Data items

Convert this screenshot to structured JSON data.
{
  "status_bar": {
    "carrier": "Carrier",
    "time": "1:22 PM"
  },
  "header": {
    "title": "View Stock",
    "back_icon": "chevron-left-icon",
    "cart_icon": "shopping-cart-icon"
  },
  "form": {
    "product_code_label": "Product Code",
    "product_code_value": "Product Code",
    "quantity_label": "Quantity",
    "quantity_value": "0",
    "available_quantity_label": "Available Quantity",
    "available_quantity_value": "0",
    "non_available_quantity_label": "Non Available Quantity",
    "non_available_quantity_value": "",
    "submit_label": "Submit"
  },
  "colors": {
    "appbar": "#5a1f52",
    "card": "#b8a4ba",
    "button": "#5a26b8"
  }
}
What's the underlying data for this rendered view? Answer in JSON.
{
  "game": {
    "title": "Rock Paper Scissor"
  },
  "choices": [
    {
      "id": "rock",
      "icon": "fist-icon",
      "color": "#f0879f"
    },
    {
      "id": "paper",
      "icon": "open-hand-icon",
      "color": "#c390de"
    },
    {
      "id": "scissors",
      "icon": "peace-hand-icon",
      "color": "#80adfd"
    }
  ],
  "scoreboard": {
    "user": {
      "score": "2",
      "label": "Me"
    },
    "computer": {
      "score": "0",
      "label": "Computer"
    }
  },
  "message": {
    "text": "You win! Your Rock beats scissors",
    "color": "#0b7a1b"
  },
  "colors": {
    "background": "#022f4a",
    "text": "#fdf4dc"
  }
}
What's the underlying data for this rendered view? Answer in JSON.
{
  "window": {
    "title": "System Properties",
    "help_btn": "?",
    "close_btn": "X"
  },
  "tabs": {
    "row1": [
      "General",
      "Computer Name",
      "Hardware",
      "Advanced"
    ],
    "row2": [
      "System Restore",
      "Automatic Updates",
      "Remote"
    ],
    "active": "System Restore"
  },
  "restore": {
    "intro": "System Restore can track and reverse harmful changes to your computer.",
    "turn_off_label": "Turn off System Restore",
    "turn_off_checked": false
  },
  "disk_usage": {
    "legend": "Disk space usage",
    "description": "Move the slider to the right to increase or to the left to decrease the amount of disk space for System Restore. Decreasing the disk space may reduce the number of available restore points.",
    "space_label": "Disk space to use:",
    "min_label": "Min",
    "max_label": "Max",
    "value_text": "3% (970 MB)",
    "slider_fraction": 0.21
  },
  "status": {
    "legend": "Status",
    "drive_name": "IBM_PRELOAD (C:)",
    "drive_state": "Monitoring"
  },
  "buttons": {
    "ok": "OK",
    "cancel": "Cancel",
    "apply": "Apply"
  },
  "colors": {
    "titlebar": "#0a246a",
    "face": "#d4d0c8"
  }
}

◆ **Problem description**
Show every line of the records above that contains the word "legend".

◆ **Exercise output**
    "legend": "Disk space usage",
    "legend": "Status",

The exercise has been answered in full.